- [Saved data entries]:
+++++
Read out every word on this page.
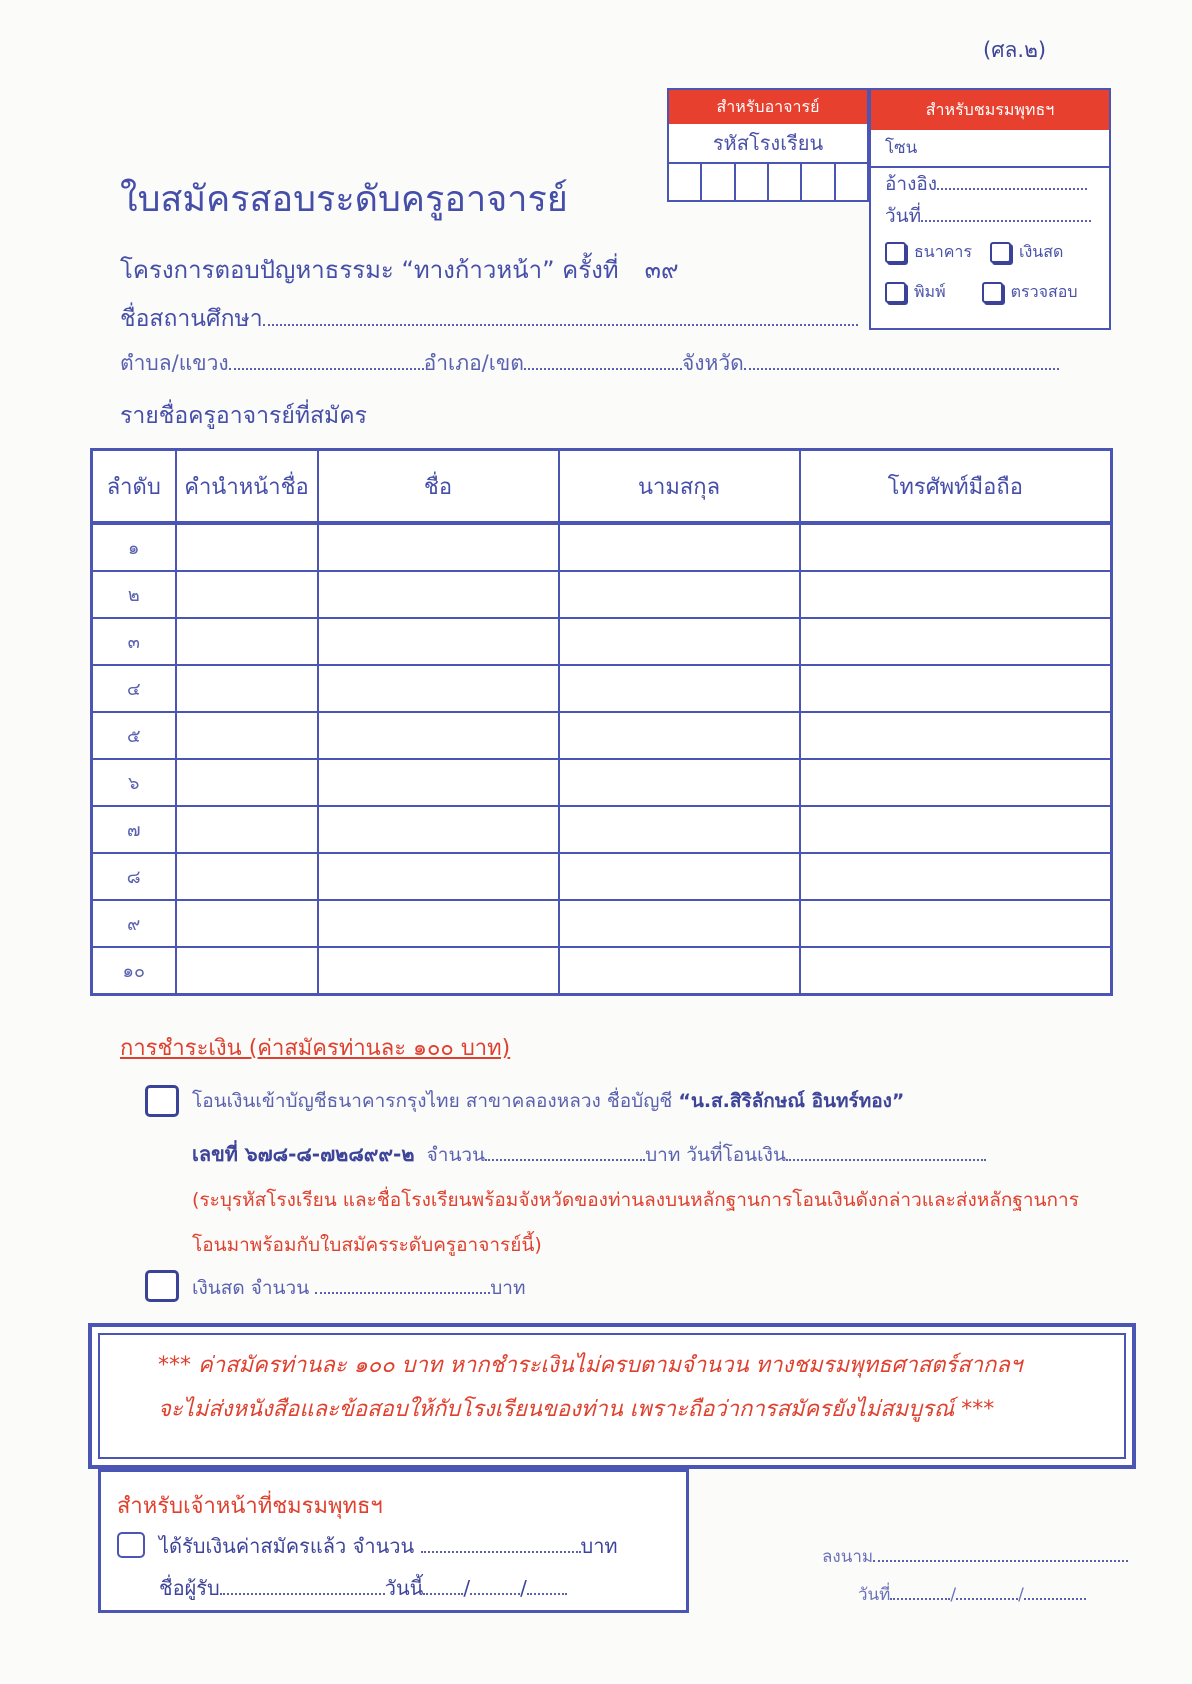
(ศล.๒)
สำหรับอาจารย์
รหัสโรงเรียน
สำหรับชมรมพุทธฯ
โซน
อ้างอิง
วันที่
ธนาคาร	เงินสด
พิมพ์	ตรวจสอบ
ใบสมัครสอบระดับครูอาจารย์
โครงการตอบปัญหาธรรมะ “ทางก้าวหน้า” ครั้งที่ ๓๙
ชื่อสถานศึกษา
ตำบล/แขวง	อำเภอ/เขต	จังหวัด
รายชื่อครูอาจารย์ที่สมัคร
ลำดับ	คำนำหน้าชื่อ	ชื่อ	นามสกุล	โทรศัพท์มือถือ
๑				
๒				
๓				
๔				
๕				
๖				
๗				
๘				
๙				
๑๐				
การชำระเงิน (ค่าสมัครท่านละ ๑๐๐ บาท)
โอนเงินเข้าบัญชีธนาคารกรุงไทย สาขาคลองหลวง ชื่อบัญชี “น.ส.สิริลักษณ์ อินทร์ทอง”
เลขที่ ๖๗๘-๘-๗๒๘๙๙-๒ จำนวน	บาท วันที่โอนเงิน
(ระบุรหัสโรงเรียน และชื่อโรงเรียนพร้อมจังหวัดของท่านลงบนหลักฐานการโอนเงินดังกล่าวและส่งหลักฐานการ
โอนมาพร้อมกับใบสมัครระดับครูอาจารย์นี้)
เงินสด จำนวน	บาท
*** ค่าสมัครท่านละ ๑๐๐ บาท หากชำระเงินไม่ครบตามจำนวน ทางชมรมพุทธศาสตร์สากลฯ
จะไม่ส่งหนังสือและข้อสอบให้กับโรงเรียนของท่าน เพราะถือว่าการสมัครยังไม่สมบูรณ์ ***
สำหรับเจ้าหน้าที่ชมรมพุทธฯ
ได้รับเงินค่าสมัครแล้ว จำนวน	บาท
ชื่อผู้รับ	วันนี้ /	/
ลงนาม
วันที่	/	/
+++++
- [EXERCISE BRIEF]: Using the entries above, find all lines with "านละ". Copy them.

- [THE REPLY]:
การชำระเงิน (ค่าสมัครท่านละ ๑๐๐ บาท)
*** ค่าสมัครท่านละ ๑๐๐ บาท หากชำระเงินไม่ครบตามจำนวน ทางชมรมพุทธศาสตร์สากลฯ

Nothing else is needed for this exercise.